■ Supplied information ■
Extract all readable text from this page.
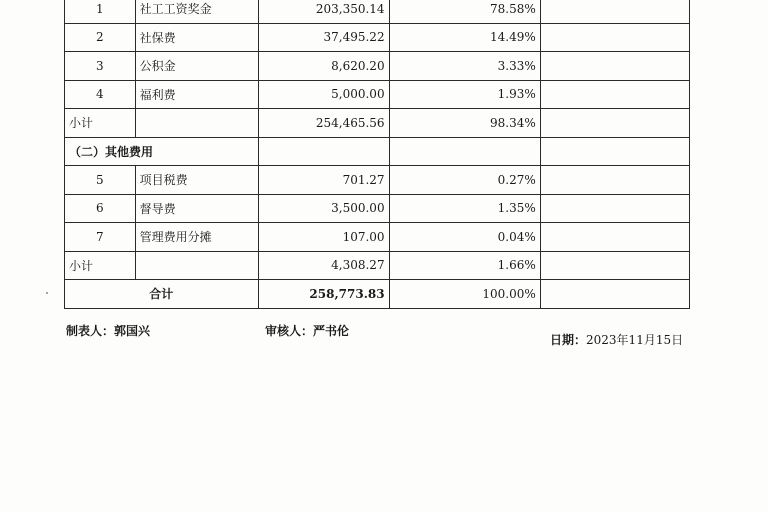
1	社工工资奖金	203,350.14	78.58%	
2	社保费	37,495.22	14.49%	
3	公积金	8,620.20	3.33%	
4	福利费	5,000.00	1.93%	
小计		254,465.56	98.34%	
（二）其他费用				
5	项目税费	701.27	0.27%	
6	督导费	3,500.00	1.35%	
7	管理费用分摊	107.00	0.04%	
小计		4,308.27	1.66%	
合计		258,773.83	100.00%	
制表人：郭国兴	审核人：严书伦
日期：2023年11月15日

■ What you have to do ■
Using the data above, write out every line exactly, leaving the images behind.

■ Output of the exercise ■
Extract all readable text from this page.
1	社工工资奖金	203,350.14	78.58%	
2	社保费	37,495.22	14.49%	
3	公积金	8,620.20	3.33%	
4	福利费	5,000.00	1.93%	
小计		254,465.56	98.34%	
（二）其他费用				
5	项目税费	701.27	0.27%	
6	督导费	3,500.00	1.35%	
7	管理费用分摊	107.00	0.04%	
小计		4,308.27	1.66%	
合计		258,773.83	100.00%	
制表人：郭国兴	审核人：严书伦
日期：2023年11月15日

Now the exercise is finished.